* Passage shown:
+-------+

Beware of the Narcissistic Pastor who hides himself behind an inner circle and dismisses the whole congregation.

7. A Narcissistic Pastor misuses the Bible to defend himself and glorify his ministry.

Finally, when narcissism is manifested in all of these ways, it is not uncommon for the Narcissistic Pastor to use Scripture to defend himself and glorify his ministry. All too often Narcissistic Pastors, whether from insecurity or poor hermeneutics or both, identify themselves with Old Testament figures. Likening their ministries to that of Moses, Joshua, or David, they chastise anyone from questioning what they are doing.

The line goes like this: If God was displeased with Israel for contending with Moses or David, he will be displeased when anyone questions or confronts the pastor. This line of reasoning is exacerbated in churches where the pastor is treated as God’s special anointed servant—never mind that all members have the anointing (1 John 2:27).

+-------+

* Given records:
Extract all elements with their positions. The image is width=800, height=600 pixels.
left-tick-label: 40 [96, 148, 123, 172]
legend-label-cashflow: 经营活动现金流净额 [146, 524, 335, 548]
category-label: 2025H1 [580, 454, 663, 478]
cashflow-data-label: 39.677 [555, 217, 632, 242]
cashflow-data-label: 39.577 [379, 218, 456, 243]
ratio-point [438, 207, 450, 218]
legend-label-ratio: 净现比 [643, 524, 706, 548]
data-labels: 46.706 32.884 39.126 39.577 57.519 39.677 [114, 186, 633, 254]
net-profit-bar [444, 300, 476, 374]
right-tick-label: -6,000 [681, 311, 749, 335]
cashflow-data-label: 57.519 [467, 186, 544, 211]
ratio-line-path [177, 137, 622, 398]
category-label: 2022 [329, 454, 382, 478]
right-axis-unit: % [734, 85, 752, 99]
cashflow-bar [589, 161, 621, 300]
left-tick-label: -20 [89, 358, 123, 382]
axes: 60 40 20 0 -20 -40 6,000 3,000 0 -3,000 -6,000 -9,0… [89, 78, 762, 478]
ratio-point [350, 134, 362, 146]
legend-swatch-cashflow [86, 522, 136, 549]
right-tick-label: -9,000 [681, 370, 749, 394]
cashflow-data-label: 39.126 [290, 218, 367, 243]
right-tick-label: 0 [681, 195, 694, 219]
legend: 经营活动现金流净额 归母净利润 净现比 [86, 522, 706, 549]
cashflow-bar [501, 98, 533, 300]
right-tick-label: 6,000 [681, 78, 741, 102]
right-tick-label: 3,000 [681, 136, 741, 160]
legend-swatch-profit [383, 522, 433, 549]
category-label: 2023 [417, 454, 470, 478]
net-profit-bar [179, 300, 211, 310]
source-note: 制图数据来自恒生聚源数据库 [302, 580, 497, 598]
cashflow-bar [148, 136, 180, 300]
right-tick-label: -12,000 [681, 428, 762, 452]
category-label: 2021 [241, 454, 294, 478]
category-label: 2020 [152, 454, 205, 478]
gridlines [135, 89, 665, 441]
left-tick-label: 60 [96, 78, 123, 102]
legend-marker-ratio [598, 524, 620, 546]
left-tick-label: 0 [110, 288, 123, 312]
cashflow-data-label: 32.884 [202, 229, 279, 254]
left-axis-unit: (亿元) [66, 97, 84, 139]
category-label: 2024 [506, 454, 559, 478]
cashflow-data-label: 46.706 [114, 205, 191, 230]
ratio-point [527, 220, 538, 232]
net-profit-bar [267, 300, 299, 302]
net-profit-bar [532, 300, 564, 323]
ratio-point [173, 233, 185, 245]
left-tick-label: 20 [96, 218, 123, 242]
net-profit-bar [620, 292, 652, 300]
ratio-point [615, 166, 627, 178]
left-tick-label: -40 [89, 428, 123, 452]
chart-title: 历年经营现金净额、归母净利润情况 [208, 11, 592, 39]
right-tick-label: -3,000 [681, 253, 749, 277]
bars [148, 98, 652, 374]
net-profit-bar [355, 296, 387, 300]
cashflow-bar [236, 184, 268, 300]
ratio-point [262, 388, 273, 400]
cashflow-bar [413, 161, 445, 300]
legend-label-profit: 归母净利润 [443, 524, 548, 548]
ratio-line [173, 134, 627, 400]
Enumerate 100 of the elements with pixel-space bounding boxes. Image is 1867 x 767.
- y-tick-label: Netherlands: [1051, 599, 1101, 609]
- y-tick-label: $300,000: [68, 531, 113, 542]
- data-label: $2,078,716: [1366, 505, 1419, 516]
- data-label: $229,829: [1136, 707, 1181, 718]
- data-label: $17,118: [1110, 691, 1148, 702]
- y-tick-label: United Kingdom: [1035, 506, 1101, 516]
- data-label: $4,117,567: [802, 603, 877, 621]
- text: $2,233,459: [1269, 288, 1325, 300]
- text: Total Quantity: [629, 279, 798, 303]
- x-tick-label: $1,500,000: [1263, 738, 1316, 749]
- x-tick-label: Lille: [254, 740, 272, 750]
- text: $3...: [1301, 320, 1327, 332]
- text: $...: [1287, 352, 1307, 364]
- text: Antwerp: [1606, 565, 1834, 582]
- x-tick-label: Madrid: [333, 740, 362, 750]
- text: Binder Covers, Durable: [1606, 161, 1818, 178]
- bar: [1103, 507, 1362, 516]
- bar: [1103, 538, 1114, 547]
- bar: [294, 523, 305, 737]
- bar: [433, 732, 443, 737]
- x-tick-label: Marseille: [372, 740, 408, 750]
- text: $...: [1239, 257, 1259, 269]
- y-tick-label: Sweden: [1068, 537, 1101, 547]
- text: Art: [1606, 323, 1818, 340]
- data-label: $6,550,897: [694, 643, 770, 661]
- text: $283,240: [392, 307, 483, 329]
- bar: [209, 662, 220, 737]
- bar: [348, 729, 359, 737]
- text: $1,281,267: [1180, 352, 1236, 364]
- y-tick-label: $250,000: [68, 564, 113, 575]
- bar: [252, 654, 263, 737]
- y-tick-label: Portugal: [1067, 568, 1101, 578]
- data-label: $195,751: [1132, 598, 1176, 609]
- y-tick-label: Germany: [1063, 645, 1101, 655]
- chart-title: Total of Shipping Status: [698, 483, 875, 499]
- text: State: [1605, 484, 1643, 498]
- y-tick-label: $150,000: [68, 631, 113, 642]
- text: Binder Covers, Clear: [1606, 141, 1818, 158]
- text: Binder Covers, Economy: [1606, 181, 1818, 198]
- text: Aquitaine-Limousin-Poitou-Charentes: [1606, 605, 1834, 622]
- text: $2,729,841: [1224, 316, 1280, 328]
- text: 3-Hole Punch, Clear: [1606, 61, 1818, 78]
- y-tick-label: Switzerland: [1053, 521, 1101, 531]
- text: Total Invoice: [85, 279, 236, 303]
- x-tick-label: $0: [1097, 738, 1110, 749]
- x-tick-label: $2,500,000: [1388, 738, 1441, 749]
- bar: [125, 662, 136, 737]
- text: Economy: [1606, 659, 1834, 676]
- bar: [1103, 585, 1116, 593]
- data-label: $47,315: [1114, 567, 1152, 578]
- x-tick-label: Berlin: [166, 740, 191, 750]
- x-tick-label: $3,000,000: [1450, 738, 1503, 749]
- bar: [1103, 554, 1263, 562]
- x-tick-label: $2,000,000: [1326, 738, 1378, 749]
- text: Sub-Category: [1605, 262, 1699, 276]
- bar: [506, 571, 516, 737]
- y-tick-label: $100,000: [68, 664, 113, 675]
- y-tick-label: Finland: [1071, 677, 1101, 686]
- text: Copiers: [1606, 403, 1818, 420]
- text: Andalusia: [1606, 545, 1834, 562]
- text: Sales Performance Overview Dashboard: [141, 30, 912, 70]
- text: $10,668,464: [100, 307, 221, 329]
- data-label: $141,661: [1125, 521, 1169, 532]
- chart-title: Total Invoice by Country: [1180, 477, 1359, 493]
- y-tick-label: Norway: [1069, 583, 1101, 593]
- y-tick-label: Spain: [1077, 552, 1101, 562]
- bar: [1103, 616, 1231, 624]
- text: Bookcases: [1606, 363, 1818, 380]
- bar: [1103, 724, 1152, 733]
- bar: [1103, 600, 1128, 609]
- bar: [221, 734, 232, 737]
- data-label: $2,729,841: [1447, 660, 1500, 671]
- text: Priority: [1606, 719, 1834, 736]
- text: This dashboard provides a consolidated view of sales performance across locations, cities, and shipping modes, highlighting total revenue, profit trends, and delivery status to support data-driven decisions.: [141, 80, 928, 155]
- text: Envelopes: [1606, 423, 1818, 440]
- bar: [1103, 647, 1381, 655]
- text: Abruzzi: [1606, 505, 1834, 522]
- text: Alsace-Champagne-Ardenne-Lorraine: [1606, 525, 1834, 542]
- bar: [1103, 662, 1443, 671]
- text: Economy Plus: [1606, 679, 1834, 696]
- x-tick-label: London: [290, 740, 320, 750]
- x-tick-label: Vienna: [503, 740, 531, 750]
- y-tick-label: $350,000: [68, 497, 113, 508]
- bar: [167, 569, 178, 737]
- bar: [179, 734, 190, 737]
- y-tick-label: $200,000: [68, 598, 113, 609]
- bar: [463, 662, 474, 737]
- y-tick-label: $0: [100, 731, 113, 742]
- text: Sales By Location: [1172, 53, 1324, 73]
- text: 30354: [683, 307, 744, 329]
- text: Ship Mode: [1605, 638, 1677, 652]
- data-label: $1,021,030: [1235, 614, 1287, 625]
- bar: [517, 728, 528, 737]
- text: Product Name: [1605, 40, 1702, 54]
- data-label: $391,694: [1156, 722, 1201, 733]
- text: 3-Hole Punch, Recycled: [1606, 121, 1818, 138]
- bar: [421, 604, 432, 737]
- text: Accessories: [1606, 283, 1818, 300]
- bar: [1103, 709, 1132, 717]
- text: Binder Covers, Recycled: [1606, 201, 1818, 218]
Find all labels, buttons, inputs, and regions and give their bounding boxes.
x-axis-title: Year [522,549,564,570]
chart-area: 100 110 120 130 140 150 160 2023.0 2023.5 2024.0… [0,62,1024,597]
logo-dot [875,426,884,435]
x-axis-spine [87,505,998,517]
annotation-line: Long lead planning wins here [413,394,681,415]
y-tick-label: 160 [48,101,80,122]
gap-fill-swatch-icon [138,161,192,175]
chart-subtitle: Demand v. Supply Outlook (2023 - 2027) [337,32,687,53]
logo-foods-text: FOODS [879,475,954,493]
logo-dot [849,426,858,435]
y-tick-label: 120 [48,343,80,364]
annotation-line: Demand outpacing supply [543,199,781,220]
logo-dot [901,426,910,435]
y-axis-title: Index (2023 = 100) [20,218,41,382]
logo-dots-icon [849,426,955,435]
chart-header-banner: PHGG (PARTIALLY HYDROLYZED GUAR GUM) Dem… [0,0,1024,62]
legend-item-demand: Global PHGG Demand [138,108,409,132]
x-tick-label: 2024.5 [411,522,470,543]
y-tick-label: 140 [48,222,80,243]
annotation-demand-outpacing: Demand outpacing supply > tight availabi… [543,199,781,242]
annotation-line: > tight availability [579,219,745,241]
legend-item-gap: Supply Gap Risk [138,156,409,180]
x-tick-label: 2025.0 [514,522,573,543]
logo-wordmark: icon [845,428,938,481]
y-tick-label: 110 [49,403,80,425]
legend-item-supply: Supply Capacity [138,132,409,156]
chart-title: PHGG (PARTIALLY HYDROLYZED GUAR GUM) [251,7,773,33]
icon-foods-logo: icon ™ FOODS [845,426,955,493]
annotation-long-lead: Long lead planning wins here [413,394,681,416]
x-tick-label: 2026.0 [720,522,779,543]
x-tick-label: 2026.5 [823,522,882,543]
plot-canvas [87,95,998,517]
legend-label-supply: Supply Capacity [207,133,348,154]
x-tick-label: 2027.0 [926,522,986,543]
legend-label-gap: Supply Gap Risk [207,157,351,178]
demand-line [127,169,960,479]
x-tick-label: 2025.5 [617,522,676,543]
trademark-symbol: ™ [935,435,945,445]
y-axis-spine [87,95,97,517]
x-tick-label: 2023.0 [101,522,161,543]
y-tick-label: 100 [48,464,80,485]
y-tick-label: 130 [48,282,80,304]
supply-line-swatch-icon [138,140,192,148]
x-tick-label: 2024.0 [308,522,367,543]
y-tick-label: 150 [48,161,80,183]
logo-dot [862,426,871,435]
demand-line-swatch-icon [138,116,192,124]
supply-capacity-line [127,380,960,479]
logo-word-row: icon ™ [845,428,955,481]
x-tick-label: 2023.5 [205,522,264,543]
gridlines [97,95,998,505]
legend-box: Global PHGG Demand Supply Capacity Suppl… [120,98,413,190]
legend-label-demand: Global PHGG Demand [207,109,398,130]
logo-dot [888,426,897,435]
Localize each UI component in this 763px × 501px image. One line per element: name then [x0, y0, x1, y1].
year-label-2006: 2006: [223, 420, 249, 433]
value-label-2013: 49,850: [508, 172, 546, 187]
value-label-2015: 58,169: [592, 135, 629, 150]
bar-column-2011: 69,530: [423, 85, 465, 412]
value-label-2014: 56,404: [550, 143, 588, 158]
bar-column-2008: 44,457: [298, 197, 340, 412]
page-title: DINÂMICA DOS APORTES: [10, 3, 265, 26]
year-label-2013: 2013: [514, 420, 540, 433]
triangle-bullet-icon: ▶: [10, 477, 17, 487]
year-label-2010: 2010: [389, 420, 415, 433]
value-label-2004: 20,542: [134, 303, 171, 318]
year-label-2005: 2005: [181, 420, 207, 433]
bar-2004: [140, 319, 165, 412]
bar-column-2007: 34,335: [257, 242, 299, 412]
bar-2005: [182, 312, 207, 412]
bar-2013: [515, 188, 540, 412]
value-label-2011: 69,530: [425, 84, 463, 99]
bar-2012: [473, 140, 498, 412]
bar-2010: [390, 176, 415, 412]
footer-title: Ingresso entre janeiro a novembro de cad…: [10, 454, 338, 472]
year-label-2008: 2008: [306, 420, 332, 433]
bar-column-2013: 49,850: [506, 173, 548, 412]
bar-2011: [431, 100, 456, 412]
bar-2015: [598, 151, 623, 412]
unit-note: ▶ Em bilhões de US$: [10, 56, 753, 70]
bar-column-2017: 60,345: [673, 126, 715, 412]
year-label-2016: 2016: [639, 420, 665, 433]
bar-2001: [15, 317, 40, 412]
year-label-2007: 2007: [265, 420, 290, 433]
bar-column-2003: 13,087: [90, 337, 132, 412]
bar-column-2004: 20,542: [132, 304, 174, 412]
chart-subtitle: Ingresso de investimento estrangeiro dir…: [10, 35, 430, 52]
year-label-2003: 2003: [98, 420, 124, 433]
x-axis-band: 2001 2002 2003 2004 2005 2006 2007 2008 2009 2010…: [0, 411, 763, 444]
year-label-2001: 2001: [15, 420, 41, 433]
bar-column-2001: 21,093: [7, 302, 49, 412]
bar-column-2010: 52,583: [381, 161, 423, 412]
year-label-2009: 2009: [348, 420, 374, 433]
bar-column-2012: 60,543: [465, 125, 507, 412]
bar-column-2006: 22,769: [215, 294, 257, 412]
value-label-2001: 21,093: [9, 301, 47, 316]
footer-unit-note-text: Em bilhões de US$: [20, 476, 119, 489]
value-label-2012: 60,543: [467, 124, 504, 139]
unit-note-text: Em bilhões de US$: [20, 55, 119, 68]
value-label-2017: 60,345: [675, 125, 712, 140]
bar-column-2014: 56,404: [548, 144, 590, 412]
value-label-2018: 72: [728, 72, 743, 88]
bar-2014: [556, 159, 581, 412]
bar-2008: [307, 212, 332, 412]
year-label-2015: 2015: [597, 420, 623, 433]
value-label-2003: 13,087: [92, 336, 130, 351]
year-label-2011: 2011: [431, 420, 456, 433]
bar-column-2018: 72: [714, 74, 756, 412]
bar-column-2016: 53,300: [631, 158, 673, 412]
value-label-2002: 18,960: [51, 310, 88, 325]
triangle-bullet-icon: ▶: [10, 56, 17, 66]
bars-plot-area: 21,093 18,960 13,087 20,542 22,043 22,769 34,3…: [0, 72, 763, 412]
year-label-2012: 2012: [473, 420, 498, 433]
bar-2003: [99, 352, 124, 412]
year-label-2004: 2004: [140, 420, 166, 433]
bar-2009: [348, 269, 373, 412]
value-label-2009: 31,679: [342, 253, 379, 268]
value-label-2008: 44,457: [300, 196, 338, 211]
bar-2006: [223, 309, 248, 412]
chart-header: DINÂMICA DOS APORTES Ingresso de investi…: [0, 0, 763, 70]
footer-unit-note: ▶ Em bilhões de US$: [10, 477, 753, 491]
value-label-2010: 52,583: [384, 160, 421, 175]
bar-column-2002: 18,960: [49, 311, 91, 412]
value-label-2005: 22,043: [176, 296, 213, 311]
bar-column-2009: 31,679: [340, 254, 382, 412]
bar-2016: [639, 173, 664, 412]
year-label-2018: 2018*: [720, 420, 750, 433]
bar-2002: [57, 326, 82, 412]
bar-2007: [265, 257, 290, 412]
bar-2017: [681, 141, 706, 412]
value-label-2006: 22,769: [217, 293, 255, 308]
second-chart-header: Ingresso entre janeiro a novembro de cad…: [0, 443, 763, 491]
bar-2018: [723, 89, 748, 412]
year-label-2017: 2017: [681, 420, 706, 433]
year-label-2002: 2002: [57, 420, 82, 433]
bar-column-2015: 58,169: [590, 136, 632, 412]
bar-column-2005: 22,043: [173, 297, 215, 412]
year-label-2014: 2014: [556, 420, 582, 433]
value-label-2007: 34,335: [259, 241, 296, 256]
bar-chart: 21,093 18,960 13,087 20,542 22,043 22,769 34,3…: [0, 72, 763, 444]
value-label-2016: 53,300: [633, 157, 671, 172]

+-------+

* Activity:
Quote the section of the passage on narcissistic pastors that begins with the words containing "The line goes" and ends with "(1 John 2:27).". The entries are drawn from a different source than the passage on narcissistic pastors.

* Exercise solution:
The line goes like this: If God was displeased with Israel for contending with Moses or David, he will be displeased when anyone questions or confronts the pastor. This line of reasoning is exacerbated in churches where the pastor is treated as God’s special anointed servant—never mind that all members have the anointing (1 John 2:27).